--- Rows ---
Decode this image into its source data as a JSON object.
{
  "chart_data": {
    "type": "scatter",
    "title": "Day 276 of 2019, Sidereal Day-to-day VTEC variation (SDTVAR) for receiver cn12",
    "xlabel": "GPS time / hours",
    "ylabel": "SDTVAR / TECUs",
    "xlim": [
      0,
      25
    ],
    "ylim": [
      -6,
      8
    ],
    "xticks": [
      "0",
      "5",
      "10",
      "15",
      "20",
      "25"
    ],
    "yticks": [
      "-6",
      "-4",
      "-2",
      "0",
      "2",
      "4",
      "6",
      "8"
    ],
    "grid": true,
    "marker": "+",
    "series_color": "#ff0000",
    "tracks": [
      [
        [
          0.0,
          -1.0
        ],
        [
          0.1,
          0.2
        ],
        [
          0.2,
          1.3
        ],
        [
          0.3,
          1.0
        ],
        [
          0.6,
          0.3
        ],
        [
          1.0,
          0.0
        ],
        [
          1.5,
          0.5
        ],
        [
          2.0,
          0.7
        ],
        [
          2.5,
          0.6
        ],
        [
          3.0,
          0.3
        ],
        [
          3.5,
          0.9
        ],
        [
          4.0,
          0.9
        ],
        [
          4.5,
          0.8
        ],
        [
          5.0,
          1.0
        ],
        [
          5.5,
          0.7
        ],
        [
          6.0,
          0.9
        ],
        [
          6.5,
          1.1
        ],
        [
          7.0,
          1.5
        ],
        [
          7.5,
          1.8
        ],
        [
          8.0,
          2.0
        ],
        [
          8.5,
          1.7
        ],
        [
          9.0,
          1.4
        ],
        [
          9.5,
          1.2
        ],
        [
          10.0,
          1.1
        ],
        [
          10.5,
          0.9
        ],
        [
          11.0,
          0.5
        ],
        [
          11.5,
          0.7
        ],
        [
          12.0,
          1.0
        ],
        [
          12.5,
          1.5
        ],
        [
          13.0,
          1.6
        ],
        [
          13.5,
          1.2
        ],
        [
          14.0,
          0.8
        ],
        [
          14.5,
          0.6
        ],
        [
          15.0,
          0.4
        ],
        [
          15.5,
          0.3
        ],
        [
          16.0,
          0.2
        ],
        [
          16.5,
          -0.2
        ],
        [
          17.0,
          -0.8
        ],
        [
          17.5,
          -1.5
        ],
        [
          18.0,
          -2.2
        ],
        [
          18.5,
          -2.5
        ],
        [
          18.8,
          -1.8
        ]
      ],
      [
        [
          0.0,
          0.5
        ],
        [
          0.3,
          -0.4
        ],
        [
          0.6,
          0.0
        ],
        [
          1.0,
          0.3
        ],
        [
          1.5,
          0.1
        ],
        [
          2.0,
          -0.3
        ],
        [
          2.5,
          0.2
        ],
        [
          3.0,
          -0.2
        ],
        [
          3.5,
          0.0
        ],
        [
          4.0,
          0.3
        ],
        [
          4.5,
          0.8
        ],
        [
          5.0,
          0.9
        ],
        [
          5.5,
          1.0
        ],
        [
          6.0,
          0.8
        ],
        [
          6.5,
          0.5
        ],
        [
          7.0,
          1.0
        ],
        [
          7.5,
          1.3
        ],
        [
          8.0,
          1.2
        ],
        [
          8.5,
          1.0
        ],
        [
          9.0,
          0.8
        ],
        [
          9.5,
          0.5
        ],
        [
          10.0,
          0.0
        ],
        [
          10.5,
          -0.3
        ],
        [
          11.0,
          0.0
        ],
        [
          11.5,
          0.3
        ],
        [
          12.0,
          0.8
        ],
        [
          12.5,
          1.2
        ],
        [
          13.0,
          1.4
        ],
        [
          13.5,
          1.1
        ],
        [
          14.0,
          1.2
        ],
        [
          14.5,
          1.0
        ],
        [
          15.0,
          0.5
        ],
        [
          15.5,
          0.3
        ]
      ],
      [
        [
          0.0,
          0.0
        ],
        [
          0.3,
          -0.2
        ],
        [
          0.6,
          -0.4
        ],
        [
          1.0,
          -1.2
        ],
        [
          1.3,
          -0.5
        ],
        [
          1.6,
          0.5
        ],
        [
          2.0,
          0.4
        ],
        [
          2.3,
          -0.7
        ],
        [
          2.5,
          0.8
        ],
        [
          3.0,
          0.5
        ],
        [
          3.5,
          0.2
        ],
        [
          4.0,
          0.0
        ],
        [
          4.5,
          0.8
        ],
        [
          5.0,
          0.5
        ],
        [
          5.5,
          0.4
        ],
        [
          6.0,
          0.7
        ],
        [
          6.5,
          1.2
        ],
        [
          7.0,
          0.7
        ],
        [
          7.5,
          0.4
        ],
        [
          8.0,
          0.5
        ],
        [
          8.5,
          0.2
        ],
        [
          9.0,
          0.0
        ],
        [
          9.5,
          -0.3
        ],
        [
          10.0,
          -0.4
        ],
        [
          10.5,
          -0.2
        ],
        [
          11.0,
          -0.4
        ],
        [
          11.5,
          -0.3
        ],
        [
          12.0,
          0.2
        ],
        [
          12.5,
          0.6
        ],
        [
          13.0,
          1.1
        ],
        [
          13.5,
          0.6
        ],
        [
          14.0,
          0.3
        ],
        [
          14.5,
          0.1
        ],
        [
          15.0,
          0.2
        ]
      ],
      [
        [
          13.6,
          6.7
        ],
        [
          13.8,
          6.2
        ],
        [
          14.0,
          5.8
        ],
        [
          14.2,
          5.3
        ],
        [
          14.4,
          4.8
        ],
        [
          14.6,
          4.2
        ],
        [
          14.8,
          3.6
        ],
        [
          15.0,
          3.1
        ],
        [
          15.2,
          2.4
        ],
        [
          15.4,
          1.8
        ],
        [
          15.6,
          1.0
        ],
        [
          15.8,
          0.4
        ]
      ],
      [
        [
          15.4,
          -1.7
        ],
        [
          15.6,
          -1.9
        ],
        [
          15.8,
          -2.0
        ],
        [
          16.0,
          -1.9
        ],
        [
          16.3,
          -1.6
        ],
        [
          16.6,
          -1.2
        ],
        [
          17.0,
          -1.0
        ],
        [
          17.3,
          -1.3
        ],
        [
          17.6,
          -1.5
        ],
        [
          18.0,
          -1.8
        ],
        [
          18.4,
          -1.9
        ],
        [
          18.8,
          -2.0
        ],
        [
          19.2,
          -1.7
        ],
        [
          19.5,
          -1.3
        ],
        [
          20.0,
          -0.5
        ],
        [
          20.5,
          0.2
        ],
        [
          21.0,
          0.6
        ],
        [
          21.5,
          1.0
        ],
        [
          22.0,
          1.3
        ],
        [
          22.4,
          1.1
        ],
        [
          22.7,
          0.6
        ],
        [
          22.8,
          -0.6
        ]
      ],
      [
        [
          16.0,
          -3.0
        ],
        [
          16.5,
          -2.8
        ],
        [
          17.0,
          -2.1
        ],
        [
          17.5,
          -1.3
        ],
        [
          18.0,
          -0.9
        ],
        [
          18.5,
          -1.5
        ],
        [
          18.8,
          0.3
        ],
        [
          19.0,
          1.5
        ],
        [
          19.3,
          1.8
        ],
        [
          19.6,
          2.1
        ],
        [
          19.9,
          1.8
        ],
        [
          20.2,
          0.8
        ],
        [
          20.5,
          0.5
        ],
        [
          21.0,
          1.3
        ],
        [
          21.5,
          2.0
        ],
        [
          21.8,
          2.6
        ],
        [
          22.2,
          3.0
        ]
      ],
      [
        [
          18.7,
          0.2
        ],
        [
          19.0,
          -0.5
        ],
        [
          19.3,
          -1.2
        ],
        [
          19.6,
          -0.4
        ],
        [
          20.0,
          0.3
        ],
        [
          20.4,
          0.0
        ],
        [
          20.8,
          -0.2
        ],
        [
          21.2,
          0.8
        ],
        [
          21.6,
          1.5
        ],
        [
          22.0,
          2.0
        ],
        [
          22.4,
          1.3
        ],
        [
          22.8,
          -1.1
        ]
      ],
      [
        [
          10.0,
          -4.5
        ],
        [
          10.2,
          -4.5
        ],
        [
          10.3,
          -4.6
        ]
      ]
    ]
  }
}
---
*Directive*:
Search the listing for the string "SDTVAR". Copy each line where it turns up.

*Finished task*:
    "title": "Day 276 of 2019, Sidereal Day-to-day VTEC variation (SDTVAR) for receiver cn12",
    "ylabel": "SDTVAR / TECUs",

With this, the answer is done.